__DIRECTIONS FOR THIS TASK__
Lift every line from the entries that includes the word "there".

__Extracted data entries__
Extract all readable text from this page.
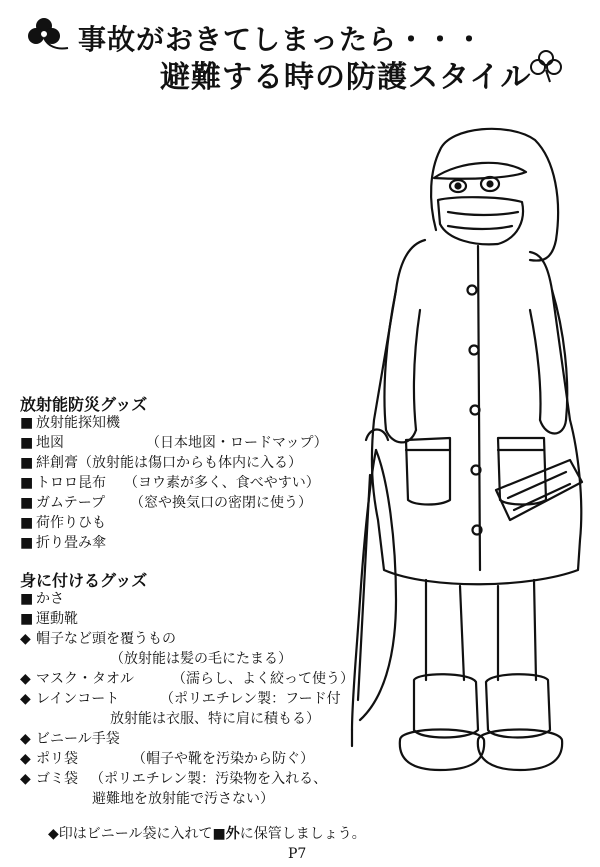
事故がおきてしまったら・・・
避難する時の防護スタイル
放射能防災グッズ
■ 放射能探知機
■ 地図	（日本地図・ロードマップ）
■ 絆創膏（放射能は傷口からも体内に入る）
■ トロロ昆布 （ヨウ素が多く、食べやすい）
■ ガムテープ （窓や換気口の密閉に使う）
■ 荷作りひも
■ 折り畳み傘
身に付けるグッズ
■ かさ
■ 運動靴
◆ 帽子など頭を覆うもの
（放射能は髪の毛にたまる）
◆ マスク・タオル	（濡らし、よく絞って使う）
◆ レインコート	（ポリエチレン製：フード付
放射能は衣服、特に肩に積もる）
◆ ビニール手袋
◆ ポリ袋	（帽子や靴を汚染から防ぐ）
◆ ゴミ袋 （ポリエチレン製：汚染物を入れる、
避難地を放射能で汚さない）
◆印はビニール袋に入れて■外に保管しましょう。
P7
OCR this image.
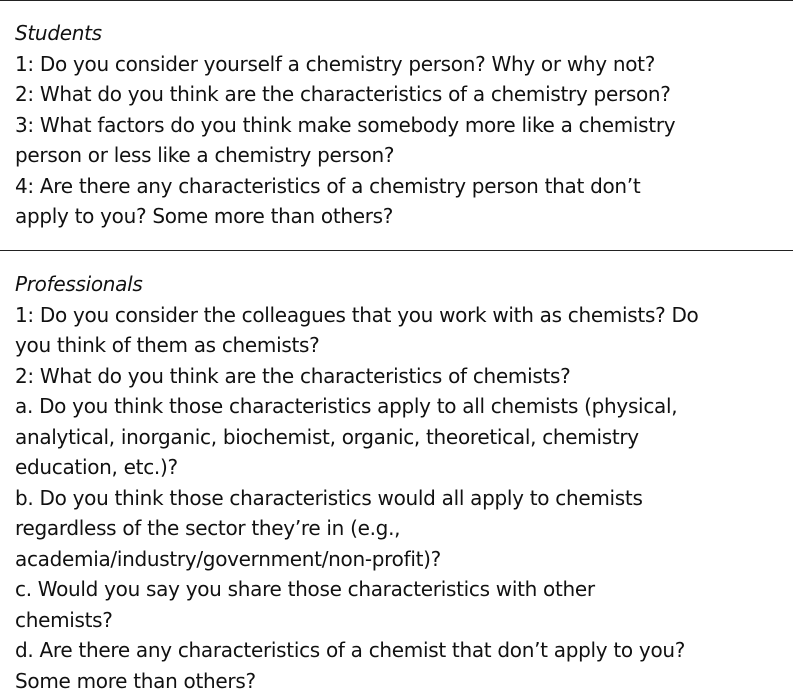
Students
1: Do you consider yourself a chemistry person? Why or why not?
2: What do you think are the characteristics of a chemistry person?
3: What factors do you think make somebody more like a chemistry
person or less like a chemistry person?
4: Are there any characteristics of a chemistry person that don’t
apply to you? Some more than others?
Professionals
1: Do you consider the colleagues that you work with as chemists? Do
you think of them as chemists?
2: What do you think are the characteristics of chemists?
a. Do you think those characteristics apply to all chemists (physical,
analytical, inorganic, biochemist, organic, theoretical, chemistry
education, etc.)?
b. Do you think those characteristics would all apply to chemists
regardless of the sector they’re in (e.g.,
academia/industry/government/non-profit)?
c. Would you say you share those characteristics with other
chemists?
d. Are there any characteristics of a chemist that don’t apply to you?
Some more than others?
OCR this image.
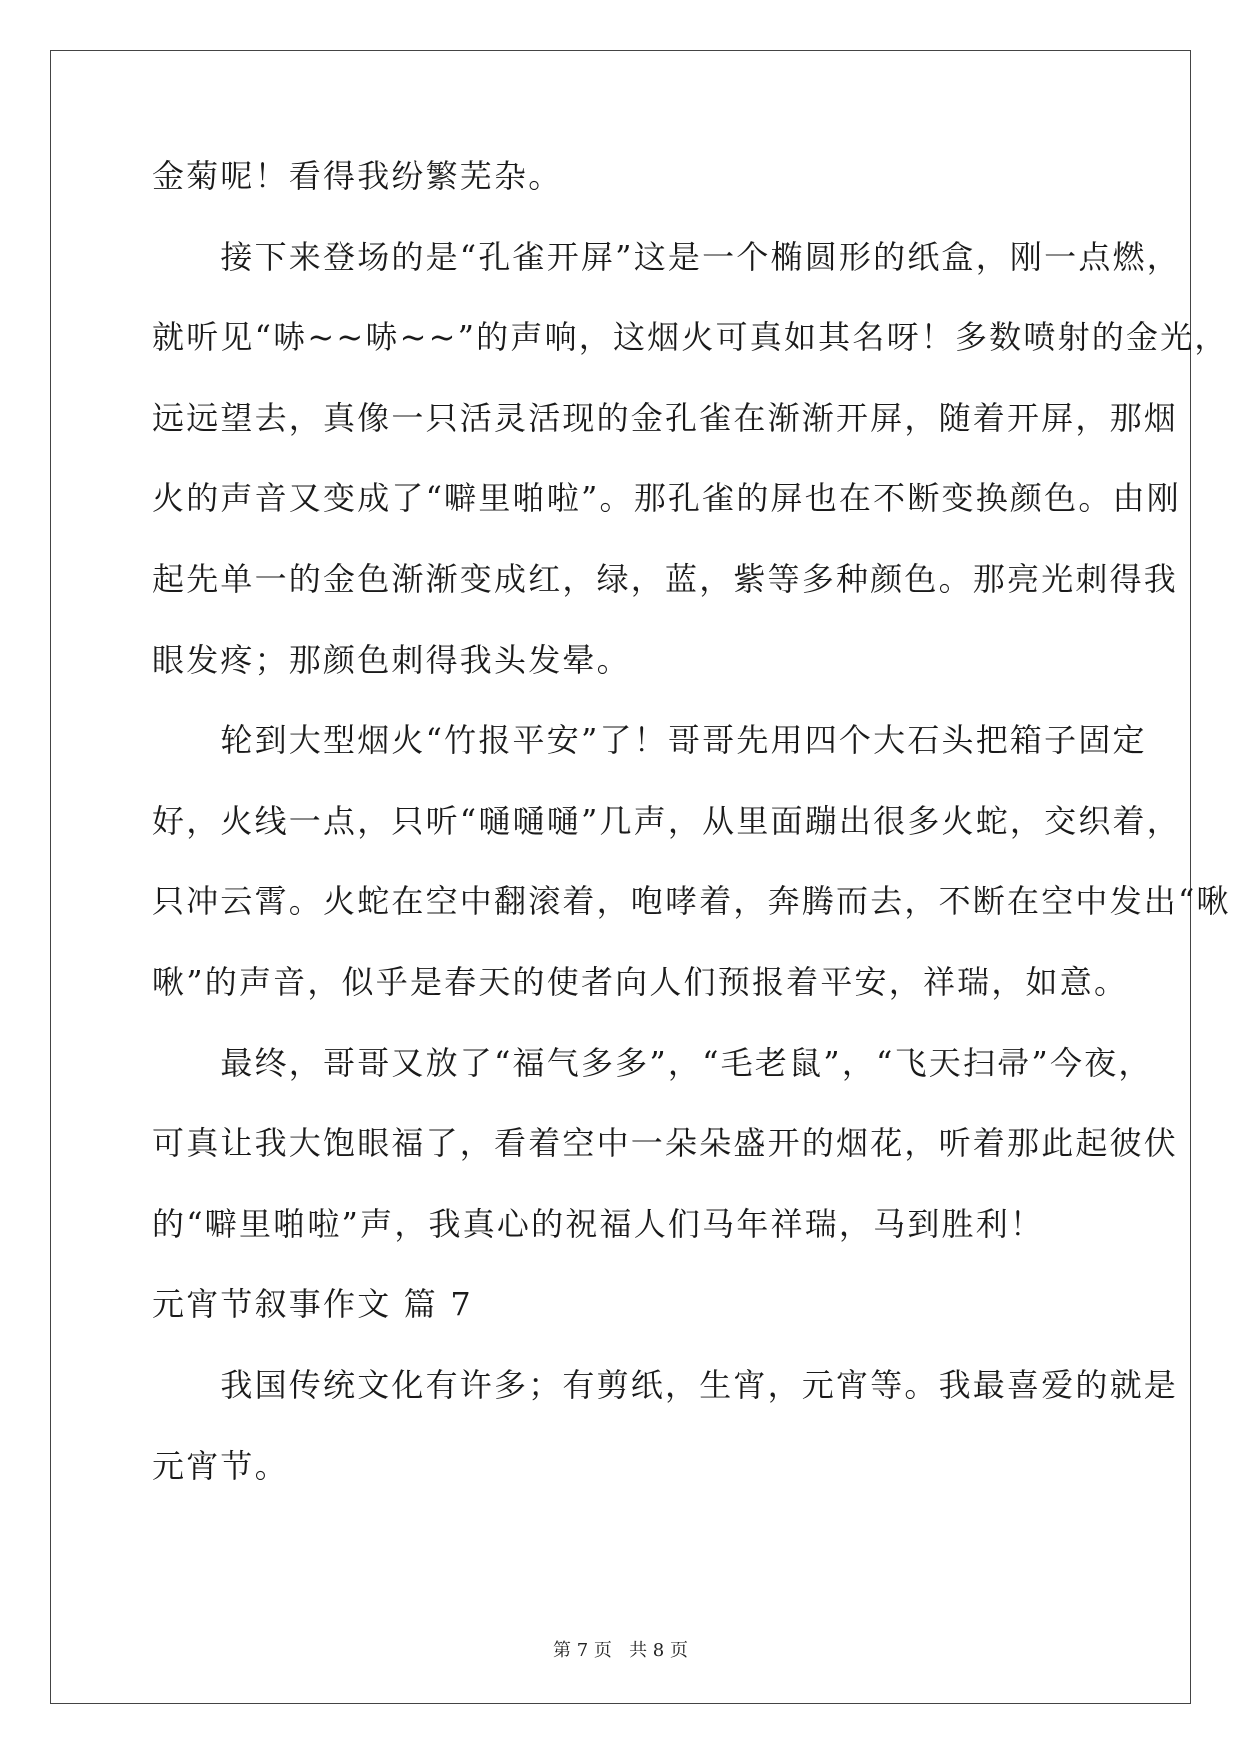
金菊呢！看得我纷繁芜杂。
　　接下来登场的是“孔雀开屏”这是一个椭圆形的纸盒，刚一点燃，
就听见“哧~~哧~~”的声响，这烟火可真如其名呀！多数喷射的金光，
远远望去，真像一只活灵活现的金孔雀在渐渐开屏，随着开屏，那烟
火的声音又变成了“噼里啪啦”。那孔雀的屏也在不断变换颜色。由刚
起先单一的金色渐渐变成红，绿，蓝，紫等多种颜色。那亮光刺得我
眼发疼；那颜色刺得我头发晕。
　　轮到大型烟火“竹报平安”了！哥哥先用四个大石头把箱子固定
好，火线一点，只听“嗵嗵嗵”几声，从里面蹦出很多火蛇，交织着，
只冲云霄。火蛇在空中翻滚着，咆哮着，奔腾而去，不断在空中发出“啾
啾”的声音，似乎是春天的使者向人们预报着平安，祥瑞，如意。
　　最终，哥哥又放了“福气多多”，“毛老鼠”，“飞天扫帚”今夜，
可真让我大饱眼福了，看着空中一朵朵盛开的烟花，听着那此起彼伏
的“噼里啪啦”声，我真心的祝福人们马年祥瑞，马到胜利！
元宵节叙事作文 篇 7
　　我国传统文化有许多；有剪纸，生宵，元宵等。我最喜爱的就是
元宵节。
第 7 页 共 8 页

--

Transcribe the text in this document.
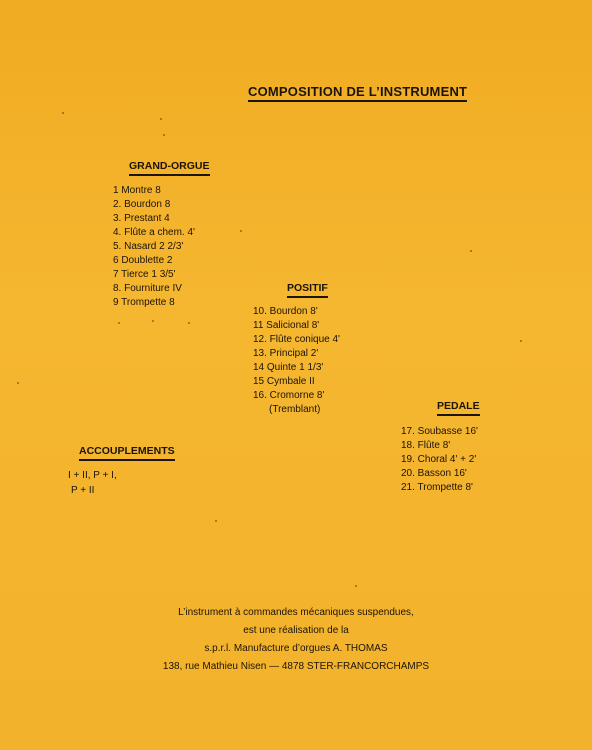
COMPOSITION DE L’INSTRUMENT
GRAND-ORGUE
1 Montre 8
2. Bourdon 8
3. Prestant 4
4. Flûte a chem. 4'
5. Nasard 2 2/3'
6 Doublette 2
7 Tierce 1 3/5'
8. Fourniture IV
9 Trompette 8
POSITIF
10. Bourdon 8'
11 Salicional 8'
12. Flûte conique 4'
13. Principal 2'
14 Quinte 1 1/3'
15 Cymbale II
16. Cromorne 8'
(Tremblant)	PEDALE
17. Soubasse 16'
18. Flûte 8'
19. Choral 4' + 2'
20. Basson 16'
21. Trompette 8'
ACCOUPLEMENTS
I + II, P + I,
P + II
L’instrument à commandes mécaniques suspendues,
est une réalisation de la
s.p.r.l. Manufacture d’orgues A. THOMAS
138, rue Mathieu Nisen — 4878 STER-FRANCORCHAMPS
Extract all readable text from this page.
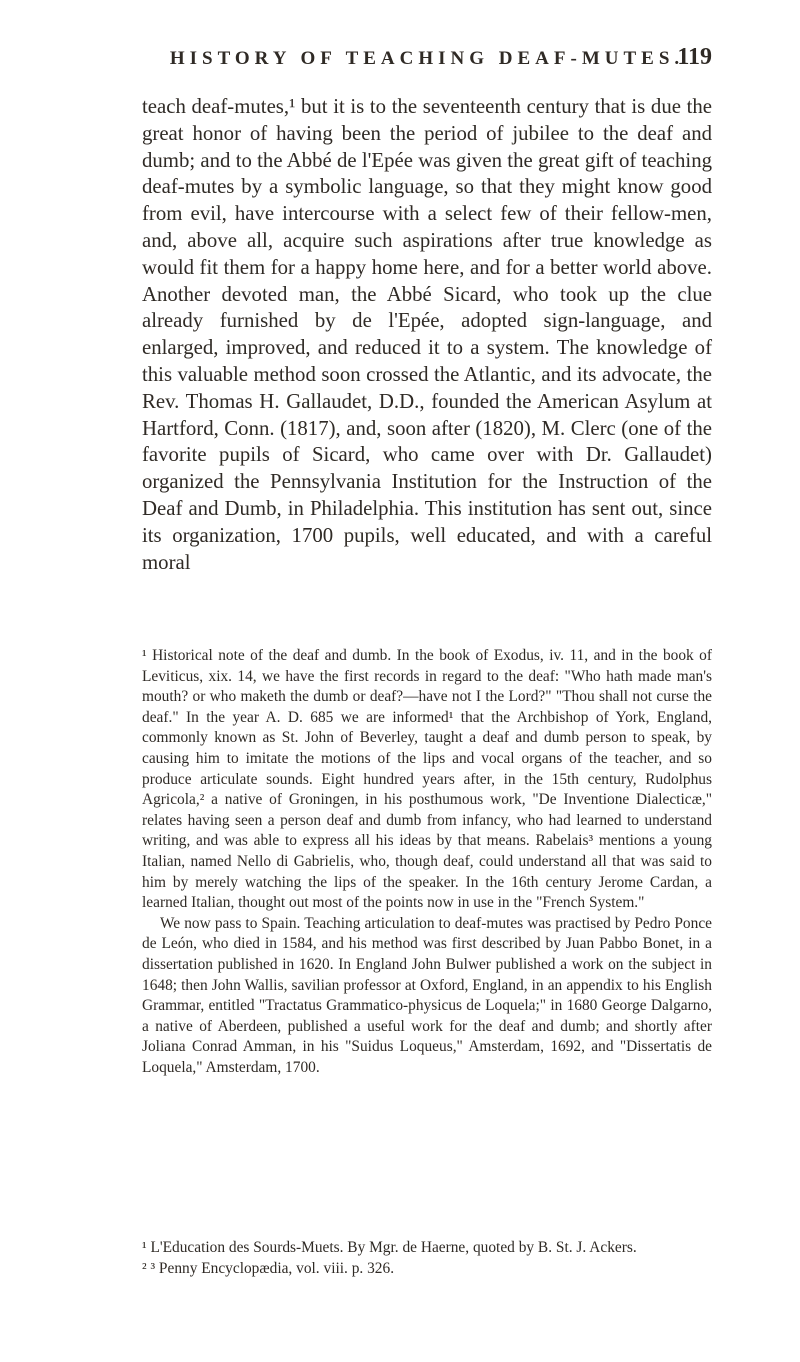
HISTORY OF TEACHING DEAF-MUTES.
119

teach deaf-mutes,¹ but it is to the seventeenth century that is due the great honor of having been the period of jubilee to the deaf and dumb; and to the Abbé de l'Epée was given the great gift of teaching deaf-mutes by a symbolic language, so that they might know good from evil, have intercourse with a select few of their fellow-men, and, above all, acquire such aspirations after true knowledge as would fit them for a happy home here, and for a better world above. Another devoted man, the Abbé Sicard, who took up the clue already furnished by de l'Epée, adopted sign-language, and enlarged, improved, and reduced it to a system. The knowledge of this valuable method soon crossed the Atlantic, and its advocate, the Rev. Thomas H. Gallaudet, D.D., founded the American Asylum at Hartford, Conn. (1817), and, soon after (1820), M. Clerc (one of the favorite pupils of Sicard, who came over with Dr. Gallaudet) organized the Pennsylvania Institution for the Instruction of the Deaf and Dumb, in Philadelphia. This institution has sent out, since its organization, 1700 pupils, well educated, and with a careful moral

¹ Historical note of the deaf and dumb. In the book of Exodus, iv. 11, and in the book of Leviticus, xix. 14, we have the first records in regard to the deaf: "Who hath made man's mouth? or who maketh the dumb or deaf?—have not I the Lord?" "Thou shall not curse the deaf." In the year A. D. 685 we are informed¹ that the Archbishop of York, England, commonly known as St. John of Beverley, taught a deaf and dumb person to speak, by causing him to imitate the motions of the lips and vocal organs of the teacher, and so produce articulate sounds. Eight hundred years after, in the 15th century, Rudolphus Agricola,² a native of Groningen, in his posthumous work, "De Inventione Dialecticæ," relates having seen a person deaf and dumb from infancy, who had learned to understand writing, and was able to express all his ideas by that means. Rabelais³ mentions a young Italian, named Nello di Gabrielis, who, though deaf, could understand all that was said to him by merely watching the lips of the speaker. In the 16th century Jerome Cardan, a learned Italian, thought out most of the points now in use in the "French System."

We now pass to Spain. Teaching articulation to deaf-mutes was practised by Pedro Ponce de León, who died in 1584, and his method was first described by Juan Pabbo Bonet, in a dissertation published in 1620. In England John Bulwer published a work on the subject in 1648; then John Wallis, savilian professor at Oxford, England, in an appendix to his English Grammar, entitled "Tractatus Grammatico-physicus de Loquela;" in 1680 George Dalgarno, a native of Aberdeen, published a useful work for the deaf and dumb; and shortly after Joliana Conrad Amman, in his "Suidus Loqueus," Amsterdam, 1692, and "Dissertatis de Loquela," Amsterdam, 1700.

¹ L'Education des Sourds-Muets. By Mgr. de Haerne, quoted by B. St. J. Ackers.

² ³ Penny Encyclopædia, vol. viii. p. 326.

__TASK RESPONSE__
4: Are there any characteristics of a chemistry person that don’t
d. Are there any characteristics of a chemist that don’t apply to you?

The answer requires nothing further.